To do ▸ Copy the data precisely, character for character, and leave out every picture.

══ Exercise input ══

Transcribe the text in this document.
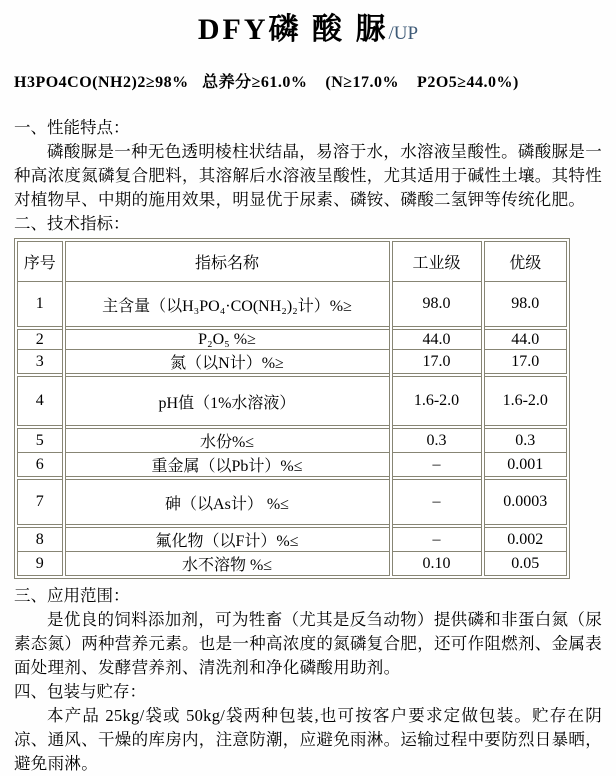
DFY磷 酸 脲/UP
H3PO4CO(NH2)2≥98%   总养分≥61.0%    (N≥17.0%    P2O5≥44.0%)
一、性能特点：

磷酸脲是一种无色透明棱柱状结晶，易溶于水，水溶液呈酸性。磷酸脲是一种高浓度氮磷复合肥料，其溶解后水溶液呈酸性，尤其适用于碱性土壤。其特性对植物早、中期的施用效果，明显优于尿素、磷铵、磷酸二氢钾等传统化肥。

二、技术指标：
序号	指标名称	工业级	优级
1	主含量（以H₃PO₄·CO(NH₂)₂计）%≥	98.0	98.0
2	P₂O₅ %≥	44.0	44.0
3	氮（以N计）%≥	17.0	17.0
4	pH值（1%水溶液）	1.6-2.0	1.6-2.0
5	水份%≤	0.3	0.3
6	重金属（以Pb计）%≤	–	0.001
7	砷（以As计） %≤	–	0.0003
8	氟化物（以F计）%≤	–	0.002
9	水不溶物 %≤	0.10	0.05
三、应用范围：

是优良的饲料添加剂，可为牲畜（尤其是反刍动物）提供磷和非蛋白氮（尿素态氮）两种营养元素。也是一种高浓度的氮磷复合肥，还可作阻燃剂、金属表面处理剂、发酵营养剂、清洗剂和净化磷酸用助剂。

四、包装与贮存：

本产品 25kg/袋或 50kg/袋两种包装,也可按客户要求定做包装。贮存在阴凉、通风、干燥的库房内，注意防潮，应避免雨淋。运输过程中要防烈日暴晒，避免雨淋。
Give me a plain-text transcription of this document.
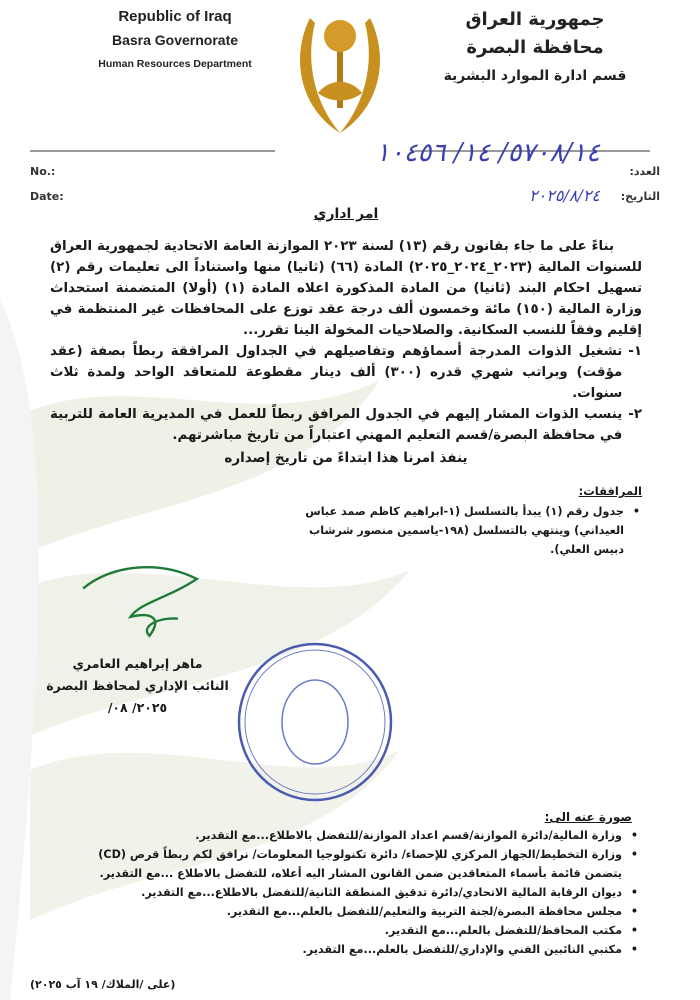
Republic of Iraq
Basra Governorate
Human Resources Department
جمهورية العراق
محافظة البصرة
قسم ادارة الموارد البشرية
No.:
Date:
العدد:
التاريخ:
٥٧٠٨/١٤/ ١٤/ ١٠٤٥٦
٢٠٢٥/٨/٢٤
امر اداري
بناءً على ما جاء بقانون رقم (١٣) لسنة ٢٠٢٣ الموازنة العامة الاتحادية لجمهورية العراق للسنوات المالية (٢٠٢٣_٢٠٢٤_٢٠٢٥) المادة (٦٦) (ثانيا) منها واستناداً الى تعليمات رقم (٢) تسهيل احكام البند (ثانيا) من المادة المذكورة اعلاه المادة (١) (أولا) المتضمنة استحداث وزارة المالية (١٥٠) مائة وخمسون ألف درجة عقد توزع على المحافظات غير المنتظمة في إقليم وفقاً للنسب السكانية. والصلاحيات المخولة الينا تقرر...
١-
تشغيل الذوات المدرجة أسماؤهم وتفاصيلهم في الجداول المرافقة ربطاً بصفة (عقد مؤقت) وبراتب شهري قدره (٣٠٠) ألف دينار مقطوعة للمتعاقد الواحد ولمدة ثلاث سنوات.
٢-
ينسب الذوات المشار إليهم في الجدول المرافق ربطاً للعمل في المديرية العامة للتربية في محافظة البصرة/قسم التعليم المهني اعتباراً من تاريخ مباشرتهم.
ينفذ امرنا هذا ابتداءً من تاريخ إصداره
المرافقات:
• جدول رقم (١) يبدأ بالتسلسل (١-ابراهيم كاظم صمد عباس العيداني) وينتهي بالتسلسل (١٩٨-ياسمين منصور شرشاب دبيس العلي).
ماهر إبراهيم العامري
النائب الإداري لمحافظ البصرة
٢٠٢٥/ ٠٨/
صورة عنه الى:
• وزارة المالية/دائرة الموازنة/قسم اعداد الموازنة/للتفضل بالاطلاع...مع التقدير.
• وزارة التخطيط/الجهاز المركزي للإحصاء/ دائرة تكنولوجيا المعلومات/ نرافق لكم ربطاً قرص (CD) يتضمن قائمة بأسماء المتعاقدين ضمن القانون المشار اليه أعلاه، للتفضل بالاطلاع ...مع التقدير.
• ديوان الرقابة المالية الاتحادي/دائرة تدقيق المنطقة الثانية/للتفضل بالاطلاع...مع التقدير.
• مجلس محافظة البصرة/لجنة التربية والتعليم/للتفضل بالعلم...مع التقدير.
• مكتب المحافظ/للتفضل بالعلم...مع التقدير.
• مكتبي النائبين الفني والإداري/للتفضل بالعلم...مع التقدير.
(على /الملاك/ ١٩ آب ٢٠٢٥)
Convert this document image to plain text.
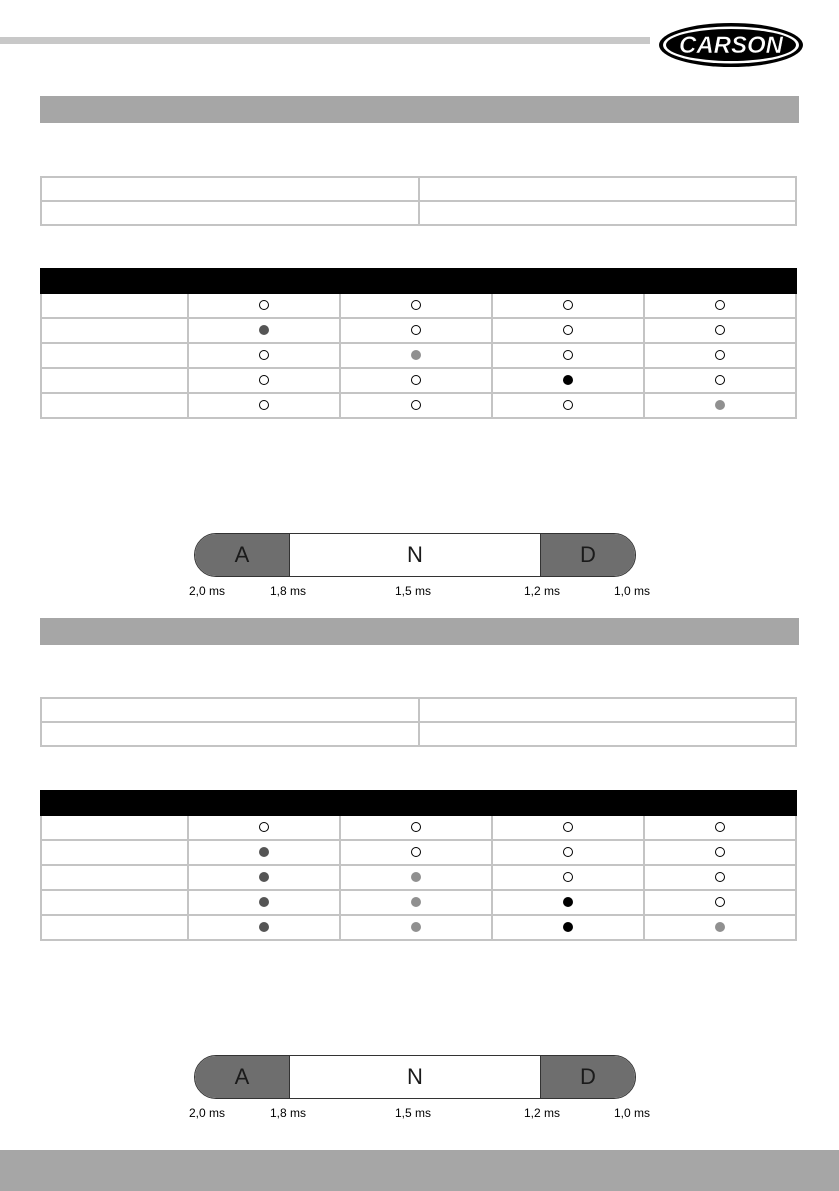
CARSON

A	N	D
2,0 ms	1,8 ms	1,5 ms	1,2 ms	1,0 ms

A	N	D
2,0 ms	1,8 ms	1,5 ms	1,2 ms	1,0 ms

═══

Result of this exercise ▸
Transcribe the text in this document.
DFY磷 酸 脲/UP
H3PO4CO(NH2)2≥98%   总养分≥61.0%    (N≥17.0%    P2O5≥44.0%)
一、性能特点：

磷酸脲是一种无色透明棱柱状结晶，易溶于水，水溶液呈酸性。磷酸脲是一种高浓度氮磷复合肥料，其溶解后水溶液呈酸性，尤其适用于碱性土壤。其特性对植物早、中期的施用效果，明显优于尿素、磷铵、磷酸二氢钾等传统化肥。

二、技术指标：
序号	指标名称	工业级	优级
1	主含量（以H₃PO₄·CO(NH₂)₂计）%≥	98.0	98.0
2	P₂O₅ %≥	44.0	44.0
3	氮（以N计）%≥	17.0	17.0
4	pH值（1%水溶液）	1.6-2.0	1.6-2.0
5	水份%≤	0.3	0.3
6	重金属（以Pb计）%≤	–	0.001
7	砷（以As计） %≤	–	0.0003
8	氟化物（以F计）%≤	–	0.002
9	水不溶物 %≤	0.10	0.05
三、应用范围：

是优良的饲料添加剂，可为牲畜（尤其是反刍动物）提供磷和非蛋白氮（尿素态氮）两种营养元素。也是一种高浓度的氮磷复合肥，还可作阻燃剂、金属表面处理剂、发酵营养剂、清洗剂和净化磷酸用助剂。

四、包装与贮存：

本产品 25kg/袋或 50kg/袋两种包装,也可按客户要求定做包装。贮存在阴凉、通风、干燥的库房内，注意防潮，应避免雨淋。运输过程中要防烈日暴晒，避免雨淋。
Give me a plain-text transcription of this document.
Republic of Iraq
Basra Governorate
Human Resources Department
جمهورية العراق
محافظة البصرة
قسم ادارة الموارد البشرية
No.:
Date:
العدد:
التاريخ:
٥٧٠٨/١٤/ ١٤/ ١٠٤٥٦
٢٠٢٥/٨/٢٤
امر اداري
بناءً على ما جاء بقانون رقم (١٣) لسنة ٢٠٢٣ الموازنة العامة الاتحادية لجمهورية العراق للسنوات المالية (٢٠٢٣_٢٠٢٤_٢٠٢٥) المادة (٦٦) (ثانيا) منها واستناداً الى تعليمات رقم (٢) تسهيل احكام البند (ثانيا) من المادة المذكورة اعلاه المادة (١) (أولا) المتضمنة استحداث وزارة المالية (١٥٠) مائة وخمسون ألف درجة عقد توزع على المحافظات غير المنتظمة في إقليم وفقاً للنسب السكانية. والصلاحيات المخولة الينا تقرر...
١-
تشغيل الذوات المدرجة أسماؤهم وتفاصيلهم في الجداول المرافقة ربطاً بصفة (عقد مؤقت) وبراتب شهري قدره (٣٠٠) ألف دينار مقطوعة للمتعاقد الواحد ولمدة ثلاث سنوات.
٢-
ينسب الذوات المشار إليهم في الجدول المرافق ربطاً للعمل في المديرية العامة للتربية في محافظة البصرة/قسم التعليم المهني اعتباراً من تاريخ مباشرتهم.
ينفذ امرنا هذا ابتداءً من تاريخ إصداره
المرافقات:
• جدول رقم (١) يبدأ بالتسلسل (١-ابراهيم كاظم صمد عباس العيداني) وينتهي بالتسلسل (١٩٨-ياسمين منصور شرشاب دبيس العلي).
ماهر إبراهيم العامري
النائب الإداري لمحافظ البصرة
٢٠٢٥/ ٠٨/
صورة عنه الى:
• وزارة المالية/دائرة الموازنة/قسم اعداد الموازنة/للتفضل بالاطلاع...مع التقدير.
• وزارة التخطيط/الجهاز المركزي للإحصاء/ دائرة تكنولوجيا المعلومات/ نرافق لكم ربطاً قرص (CD) يتضمن قائمة بأسماء المتعاقدين ضمن القانون المشار اليه أعلاه، للتفضل بالاطلاع ...مع التقدير.
• ديوان الرقابة المالية الاتحادي/دائرة تدقيق المنطقة الثانية/للتفضل بالاطلاع...مع التقدير.
• مجلس محافظة البصرة/لجنة التربية والتعليم/للتفضل بالعلم...مع التقدير.
• مكتب المحافظ/للتفضل بالعلم...مع التقدير.
• مكتبي النائبين الفني والإداري/للتفضل بالعلم...مع التقدير.
(على /الملاك/ ١٩ آب ٢٠٢٥)
Convert this document image to plain text.
CARSON

A	N	D
2,0 ms	1,8 ms	1,5 ms	1,2 ms	1,0 ms

A	N	D
2,0 ms	1,8 ms	1,5 ms	1,2 ms	1,0 ms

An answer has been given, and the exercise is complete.